_Available data_.
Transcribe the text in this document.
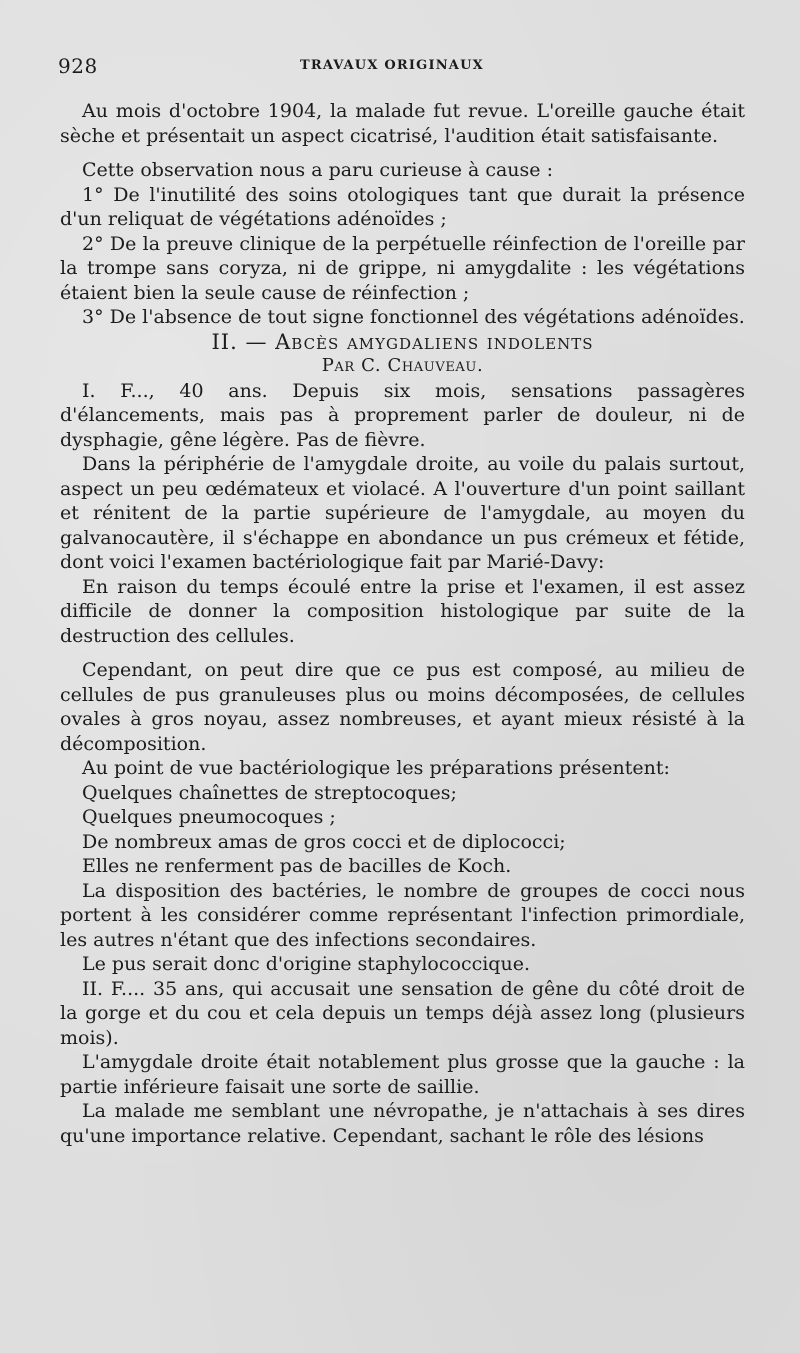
928	TRAVAUX ORIGINAUX

Au mois d'octobre 1904, la malade fut revue. L'oreille gauche était sèche et présentait un aspect cicatrisé, l'audition était satisfaisante.

Cette observation nous a paru curieuse à cause :

1° De l'inutilité des soins otologiques tant que durait la présence d'un reliquat de végétations adénoïdes ;

2° De la preuve clinique de la perpétuelle réinfection de l'oreille par la trompe sans coryza, ni de grippe, ni amygdalite : les végétations étaient bien la seule cause de réinfection ;

3° De l'absence de tout signe fonctionnel des végétations adénoïdes.

II. — Abcès amygdaliens indolents

Par C. Chauveau.

I. F..., 40 ans. Depuis six mois, sensations passagères d'élancements, mais pas à proprement parler de douleur, ni de dysphagie, gêne légère. Pas de fièvre.

Dans la périphérie de l'amygdale droite, au voile du palais surtout, aspect un peu œdémateux et violacé. A l'ouverture d'un point saillant et rénitent de la partie supérieure de l'amygdale, au moyen du galvanocautère, il s'échappe en abondance un pus crémeux et fétide, dont voici l'examen bactériologique fait par Marié-Davy:

En raison du temps écoulé entre la prise et l'examen, il est assez difficile de donner la composition histologique par suite de la destruction des cellules.

Cependant, on peut dire que ce pus est composé, au milieu de cellules de pus granuleuses plus ou moins décomposées, de cellules ovales à gros noyau, assez nombreuses, et ayant mieux résisté à la décomposition.

Au point de vue bactériologique les préparations présentent:

Quelques chaînettes de streptocoques;

Quelques pneumocoques ;

De nombreux amas de gros cocci et de diplococci;

Elles ne renferment pas de bacilles de Koch.

La disposition des bactéries, le nombre de groupes de cocci nous portent à les considérer comme représentant l'infection primordiale, les autres n'étant que des infections secondaires.

Le pus serait donc d'origine staphylococcique.

II. F.... 35 ans, qui accusait une sensation de gêne du côté droit de la gorge et du cou et cela depuis un temps déjà assez long (plusieurs mois).

L'amygdale droite était notablement plus grosse que la gauche : la partie inférieure faisait une sorte de saillie.

La malade me semblant une névropathe, je n'attachais à ses dires qu'une importance relative. Cependant, sachant le rôle des lésions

_Direction_. All records must be output exactly as they are, except for the pictures, which are left out.

_Written solution_.
Transcribe the text in this document.
928	TRAVAUX ORIGINAUX

Au mois d'octobre 1904, la malade fut revue. L'oreille gauche était sèche et présentait un aspect cicatrisé, l'audition était satisfaisante.

Cette observation nous a paru curieuse à cause :

1° De l'inutilité des soins otologiques tant que durait la présence d'un reliquat de végétations adénoïdes ;

2° De la preuve clinique de la perpétuelle réinfection de l'oreille par la trompe sans coryza, ni de grippe, ni amygdalite : les végétations étaient bien la seule cause de réinfection ;

3° De l'absence de tout signe fonctionnel des végétations adénoïdes.

II. — Abcès amygdaliens indolents

Par C. Chauveau.

I. F..., 40 ans. Depuis six mois, sensations passagères d'élancements, mais pas à proprement parler de douleur, ni de dysphagie, gêne légère. Pas de fièvre.

Dans la périphérie de l'amygdale droite, au voile du palais surtout, aspect un peu œdémateux et violacé. A l'ouverture d'un point saillant et rénitent de la partie supérieure de l'amygdale, au moyen du galvanocautère, il s'échappe en abondance un pus crémeux et fétide, dont voici l'examen bactériologique fait par Marié-Davy:

En raison du temps écoulé entre la prise et l'examen, il est assez difficile de donner la composition histologique par suite de la destruction des cellules.

Cependant, on peut dire que ce pus est composé, au milieu de cellules de pus granuleuses plus ou moins décomposées, de cellules ovales à gros noyau, assez nombreuses, et ayant mieux résisté à la décomposition.

Au point de vue bactériologique les préparations présentent:

Quelques chaînettes de streptocoques;

Quelques pneumocoques ;

De nombreux amas de gros cocci et de diplococci;

Elles ne renferment pas de bacilles de Koch.

La disposition des bactéries, le nombre de groupes de cocci nous portent à les considérer comme représentant l'infection primordiale, les autres n'étant que des infections secondaires.

Le pus serait donc d'origine staphylococcique.

II. F.... 35 ans, qui accusait une sensation de gêne du côté droit de la gorge et du cou et cela depuis un temps déjà assez long (plusieurs mois).

L'amygdale droite était notablement plus grosse que la gauche : la partie inférieure faisait une sorte de saillie.

La malade me semblant une névropathe, je n'attachais à ses dires qu'une importance relative. Cependant, sachant le rôle des lésions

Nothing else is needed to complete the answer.